***** Verilen liste *****
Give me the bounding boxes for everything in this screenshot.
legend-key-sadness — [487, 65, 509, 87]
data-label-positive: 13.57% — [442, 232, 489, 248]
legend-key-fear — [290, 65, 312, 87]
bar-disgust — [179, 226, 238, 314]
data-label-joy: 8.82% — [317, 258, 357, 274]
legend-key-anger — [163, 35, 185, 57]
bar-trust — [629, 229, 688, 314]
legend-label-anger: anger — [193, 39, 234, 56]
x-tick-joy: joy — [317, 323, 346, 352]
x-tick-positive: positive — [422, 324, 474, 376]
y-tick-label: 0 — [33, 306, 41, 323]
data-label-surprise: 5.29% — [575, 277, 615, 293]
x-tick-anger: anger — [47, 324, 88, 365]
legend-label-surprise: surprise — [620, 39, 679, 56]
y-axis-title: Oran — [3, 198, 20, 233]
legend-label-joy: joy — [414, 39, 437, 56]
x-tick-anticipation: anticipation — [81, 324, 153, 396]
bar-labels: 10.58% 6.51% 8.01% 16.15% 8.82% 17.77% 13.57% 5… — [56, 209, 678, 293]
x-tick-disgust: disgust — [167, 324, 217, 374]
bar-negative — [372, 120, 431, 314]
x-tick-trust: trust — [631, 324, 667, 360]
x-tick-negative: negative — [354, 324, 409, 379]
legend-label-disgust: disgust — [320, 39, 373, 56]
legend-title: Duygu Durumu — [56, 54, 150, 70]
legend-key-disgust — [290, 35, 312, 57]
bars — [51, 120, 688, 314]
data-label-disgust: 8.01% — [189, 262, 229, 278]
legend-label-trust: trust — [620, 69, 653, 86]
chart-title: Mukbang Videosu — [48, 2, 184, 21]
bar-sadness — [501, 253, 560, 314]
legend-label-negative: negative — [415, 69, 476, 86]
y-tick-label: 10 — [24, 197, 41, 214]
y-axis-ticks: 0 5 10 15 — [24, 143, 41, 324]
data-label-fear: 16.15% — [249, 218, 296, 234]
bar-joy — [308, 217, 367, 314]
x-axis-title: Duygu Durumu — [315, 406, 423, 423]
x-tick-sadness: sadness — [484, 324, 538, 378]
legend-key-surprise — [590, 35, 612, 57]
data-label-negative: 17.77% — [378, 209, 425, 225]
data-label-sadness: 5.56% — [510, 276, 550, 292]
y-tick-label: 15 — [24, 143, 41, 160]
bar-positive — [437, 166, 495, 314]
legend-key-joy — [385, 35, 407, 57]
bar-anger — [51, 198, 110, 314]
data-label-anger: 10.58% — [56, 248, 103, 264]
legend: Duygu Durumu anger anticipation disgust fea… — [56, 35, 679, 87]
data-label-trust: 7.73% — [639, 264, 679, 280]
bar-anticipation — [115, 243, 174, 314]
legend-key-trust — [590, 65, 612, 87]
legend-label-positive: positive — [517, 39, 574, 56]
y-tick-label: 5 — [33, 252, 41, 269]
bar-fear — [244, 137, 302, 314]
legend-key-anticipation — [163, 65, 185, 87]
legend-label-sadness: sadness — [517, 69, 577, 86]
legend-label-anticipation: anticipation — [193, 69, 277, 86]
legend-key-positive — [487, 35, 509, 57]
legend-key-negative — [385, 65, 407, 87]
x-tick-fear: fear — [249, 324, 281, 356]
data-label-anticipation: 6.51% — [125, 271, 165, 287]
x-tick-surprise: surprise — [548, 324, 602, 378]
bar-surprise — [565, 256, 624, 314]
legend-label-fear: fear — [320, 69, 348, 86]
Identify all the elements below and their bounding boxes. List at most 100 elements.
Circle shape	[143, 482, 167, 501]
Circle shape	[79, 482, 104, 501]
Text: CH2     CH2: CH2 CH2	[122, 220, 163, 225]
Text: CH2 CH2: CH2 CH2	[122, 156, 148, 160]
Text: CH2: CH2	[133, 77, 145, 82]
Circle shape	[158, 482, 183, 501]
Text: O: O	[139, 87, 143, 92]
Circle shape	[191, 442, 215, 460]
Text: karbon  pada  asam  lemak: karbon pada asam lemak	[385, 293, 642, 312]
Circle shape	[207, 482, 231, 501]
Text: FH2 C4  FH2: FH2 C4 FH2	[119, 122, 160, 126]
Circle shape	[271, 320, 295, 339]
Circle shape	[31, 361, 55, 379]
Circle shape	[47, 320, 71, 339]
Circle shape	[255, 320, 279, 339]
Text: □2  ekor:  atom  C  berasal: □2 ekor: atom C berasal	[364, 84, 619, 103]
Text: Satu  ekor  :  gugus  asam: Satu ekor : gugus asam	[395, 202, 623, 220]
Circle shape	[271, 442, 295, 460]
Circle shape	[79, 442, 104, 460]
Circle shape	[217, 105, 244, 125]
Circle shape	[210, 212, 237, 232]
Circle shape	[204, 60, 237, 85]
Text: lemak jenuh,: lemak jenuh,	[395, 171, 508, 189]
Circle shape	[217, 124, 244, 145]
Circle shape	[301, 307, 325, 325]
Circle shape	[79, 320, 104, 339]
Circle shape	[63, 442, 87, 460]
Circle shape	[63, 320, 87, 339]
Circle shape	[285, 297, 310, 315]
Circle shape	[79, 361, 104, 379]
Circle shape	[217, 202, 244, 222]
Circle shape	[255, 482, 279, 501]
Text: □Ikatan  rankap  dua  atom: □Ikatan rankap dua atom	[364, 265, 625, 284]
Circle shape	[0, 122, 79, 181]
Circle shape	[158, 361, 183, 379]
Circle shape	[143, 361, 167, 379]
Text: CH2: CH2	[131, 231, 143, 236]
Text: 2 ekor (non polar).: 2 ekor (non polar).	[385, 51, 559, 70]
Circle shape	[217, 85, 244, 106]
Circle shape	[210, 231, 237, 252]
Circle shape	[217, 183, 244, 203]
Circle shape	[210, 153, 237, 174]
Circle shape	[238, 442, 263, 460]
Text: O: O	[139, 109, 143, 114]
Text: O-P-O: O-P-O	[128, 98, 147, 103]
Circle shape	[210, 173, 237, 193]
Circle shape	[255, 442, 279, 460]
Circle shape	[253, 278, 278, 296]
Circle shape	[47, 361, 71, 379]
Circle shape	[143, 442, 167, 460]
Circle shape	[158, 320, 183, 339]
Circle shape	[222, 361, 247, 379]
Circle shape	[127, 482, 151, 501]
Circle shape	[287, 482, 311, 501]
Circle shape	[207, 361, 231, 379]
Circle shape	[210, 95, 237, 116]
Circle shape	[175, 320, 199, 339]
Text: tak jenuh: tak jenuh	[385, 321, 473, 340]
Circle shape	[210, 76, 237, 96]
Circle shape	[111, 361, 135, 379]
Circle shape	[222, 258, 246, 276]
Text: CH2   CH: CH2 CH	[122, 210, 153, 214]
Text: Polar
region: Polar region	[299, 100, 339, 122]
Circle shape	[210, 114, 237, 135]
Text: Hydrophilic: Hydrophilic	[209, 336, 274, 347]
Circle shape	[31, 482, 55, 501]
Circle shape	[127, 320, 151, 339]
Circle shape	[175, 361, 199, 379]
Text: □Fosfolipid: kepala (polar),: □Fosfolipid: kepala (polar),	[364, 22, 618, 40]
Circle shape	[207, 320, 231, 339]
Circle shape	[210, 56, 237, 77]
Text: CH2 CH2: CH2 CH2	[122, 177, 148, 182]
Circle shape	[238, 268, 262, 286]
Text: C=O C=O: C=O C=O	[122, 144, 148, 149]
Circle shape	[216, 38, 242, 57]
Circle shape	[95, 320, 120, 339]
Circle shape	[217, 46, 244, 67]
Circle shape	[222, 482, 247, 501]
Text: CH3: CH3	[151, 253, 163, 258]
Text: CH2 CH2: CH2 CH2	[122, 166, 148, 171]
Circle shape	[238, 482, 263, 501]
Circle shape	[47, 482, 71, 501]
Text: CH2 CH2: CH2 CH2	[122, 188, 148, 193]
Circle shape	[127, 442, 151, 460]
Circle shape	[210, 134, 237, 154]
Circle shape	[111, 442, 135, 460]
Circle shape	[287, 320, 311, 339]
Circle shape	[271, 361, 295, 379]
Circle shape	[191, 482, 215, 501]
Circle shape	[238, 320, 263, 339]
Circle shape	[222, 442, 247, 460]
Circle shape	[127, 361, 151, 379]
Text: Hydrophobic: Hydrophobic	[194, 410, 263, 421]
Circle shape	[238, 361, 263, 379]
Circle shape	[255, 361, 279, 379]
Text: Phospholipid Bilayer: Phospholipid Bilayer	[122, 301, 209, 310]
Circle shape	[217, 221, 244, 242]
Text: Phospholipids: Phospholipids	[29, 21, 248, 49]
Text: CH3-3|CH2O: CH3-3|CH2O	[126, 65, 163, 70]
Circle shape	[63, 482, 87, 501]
*****
Alıştırma yönergesi |
Yukarıdaki listede "boxes" dizesini içeren satırların sayısını hesaplayın; büyük ve küçük harf ayrımı dikkate alınır. Yalnızca sayıyı yazın.

Sonuç |
2